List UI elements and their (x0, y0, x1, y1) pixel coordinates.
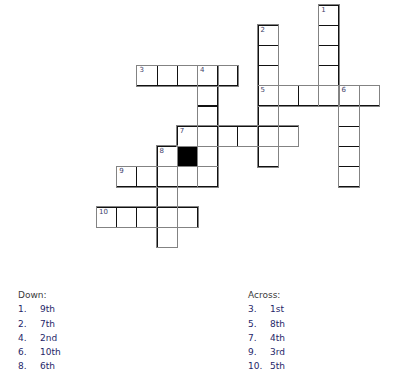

____

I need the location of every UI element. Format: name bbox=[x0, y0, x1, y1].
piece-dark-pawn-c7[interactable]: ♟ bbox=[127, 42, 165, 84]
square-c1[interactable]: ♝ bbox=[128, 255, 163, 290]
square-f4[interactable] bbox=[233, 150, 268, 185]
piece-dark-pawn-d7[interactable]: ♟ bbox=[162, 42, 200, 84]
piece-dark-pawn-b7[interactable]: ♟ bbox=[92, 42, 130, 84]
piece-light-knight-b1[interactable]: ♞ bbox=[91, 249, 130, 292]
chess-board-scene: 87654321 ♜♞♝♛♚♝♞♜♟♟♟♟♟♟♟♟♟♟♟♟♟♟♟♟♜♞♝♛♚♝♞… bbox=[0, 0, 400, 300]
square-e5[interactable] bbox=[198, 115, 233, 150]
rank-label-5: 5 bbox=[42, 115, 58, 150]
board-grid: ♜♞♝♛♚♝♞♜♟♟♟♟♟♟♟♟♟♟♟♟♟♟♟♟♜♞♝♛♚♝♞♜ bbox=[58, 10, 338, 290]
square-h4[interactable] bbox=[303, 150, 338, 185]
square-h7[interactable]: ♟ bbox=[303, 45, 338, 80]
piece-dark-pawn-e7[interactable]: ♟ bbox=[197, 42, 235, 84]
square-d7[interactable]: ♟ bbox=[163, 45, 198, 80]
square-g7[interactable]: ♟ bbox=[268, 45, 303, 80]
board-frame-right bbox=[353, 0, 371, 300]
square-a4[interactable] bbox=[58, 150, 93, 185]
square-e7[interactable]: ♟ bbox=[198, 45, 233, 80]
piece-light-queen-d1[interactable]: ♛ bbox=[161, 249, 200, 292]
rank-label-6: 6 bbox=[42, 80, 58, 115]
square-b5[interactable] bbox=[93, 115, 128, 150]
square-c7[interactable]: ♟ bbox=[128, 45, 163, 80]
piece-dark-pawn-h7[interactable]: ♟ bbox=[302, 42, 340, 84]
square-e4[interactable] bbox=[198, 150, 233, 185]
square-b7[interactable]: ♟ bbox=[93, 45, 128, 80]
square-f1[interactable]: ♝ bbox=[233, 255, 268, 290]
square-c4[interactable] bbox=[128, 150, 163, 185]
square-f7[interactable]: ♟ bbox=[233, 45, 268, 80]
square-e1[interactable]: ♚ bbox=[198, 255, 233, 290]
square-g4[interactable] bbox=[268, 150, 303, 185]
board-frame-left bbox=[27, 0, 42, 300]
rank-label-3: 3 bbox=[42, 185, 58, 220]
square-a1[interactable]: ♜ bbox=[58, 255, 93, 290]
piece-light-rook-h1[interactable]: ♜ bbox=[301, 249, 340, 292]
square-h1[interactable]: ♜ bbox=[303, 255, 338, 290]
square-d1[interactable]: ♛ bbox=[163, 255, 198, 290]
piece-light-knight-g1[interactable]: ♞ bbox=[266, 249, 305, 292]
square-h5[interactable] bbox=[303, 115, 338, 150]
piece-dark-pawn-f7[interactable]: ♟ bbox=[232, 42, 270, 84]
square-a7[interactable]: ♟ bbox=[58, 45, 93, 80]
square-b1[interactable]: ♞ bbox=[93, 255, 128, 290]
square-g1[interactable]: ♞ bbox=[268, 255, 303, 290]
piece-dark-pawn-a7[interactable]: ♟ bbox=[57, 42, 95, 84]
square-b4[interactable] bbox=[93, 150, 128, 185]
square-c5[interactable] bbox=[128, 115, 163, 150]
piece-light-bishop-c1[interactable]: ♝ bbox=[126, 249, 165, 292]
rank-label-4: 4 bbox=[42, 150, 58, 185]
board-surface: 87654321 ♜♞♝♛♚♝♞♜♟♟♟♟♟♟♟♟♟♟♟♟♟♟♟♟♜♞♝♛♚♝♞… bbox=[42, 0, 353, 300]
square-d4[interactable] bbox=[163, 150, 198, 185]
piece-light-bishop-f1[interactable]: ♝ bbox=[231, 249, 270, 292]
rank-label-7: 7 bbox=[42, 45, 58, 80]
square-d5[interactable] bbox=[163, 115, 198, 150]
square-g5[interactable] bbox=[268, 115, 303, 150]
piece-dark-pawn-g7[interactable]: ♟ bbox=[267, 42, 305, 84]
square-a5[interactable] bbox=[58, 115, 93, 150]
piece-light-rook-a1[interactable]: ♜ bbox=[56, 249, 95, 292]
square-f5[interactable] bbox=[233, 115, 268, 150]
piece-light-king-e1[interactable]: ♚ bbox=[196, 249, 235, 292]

____

> Your objective
Rewrite the lines from the one with "I need the location" up to and including the one with "rank-label-5: 5 bbox=[42, 115, 58, 150]" as a numbered list, leaving out any blank lines.

> Result of this exercise
1. I need the location of every UI element. Format: name bbox=[x0, y0, x1, y1].
2. piece-dark-pawn-c7[interactable]: ♟ bbox=[127, 42, 165, 84]
3. square-c1[interactable]: ♝ bbox=[128, 255, 163, 290]
4. square-f4[interactable] bbox=[233, 150, 268, 185]
5. piece-dark-pawn-d7[interactable]: ♟ bbox=[162, 42, 200, 84]
6. piece-dark-pawn-b7[interactable]: ♟ bbox=[92, 42, 130, 84]
7. piece-light-knight-b1[interactable]: ♞ bbox=[91, 249, 130, 292]
8. chess-board-scene: 87654321 ♜♞♝♛♚♝♞♜♟♟♟♟♟♟♟♟♟♟♟♟♟♟♟♟♜♞♝♛♚♝♞… bbox=[0, 0, 400, 300]
9. square-e5[interactable] bbox=[198, 115, 233, 150]
10. rank-label-5: 5 bbox=[42, 115, 58, 150]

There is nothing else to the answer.